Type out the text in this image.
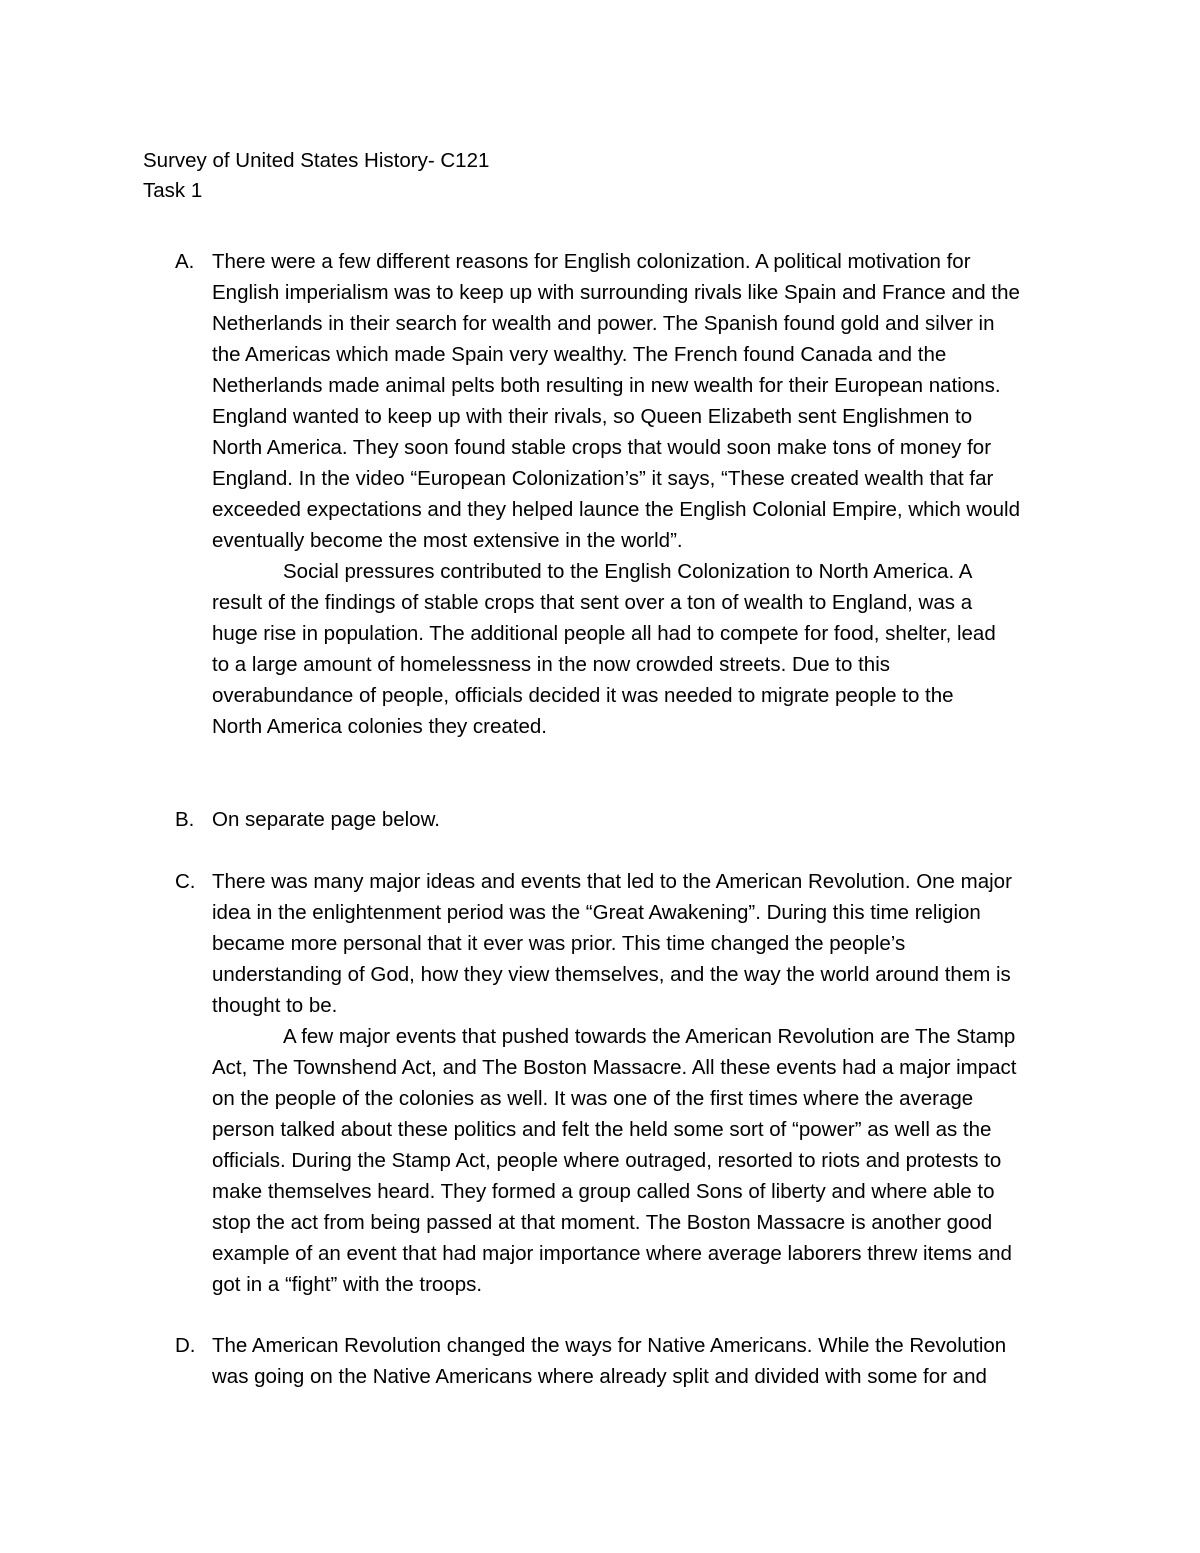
Survey of United States History- C121
Task 1
A. There were a few different reasons for English colonization. A political motivation for
English imperialism was to keep up with surrounding rivals like Spain and France and the
Netherlands in their search for wealth and power. The Spanish found gold and silver in
the Americas which made Spain very wealthy. The French found Canada and the
Netherlands made animal pelts both resulting in new wealth for their European nations.
England wanted to keep up with their rivals, so Queen Elizabeth sent Englishmen to
North America. They soon found stable crops that would soon make tons of money for
England. In the video “European Colonization’s” it says, “These created wealth that far
exceeded expectations and they helped launce the English Colonial Empire, which would
eventually become the most extensive in the world”.
Social pressures contributed to the English Colonization to North America. A
result of the findings of stable crops that sent over a ton of wealth to England, was a
huge rise in population. The additional people all had to compete for food, shelter, lead
to a large amount of homelessness in the now crowded streets. Due to this
overabundance of people, officials decided it was needed to migrate people to the
North America colonies they created.
B. On separate page below.
C. There was many major ideas and events that led to the American Revolution. One major
idea in the enlightenment period was the “Great Awakening”. During this time religion
became more personal that it ever was prior. This time changed the people’s
understanding of God, how they view themselves, and the way the world around them is
thought to be.
A few major events that pushed towards the American Revolution are The Stamp
Act, The Townshend Act, and The Boston Massacre. All these events had a major impact
on the people of the colonies as well. It was one of the first times where the average
person talked about these politics and felt the held some sort of “power” as well as the
officials. During the Stamp Act, people where outraged, resorted to riots and protests to
make themselves heard. They formed a group called Sons of liberty and where able to
stop the act from being passed at that moment. The Boston Massacre is another good
example of an event that had major importance where average laborers threw items and
got in a “fight” with the troops.
D. The American Revolution changed the ways for Native Americans. While the Revolution
was going on the Native Americans where already split and divided with some for and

▶ [What the exercise asks] Check every line of the data above for the string "Native", and copy those that have it.

▶ [Task solution]
D. The American Revolution changed the ways for Native Americans. While the Revolution
was going on the Native Americans where already split and divided with some for and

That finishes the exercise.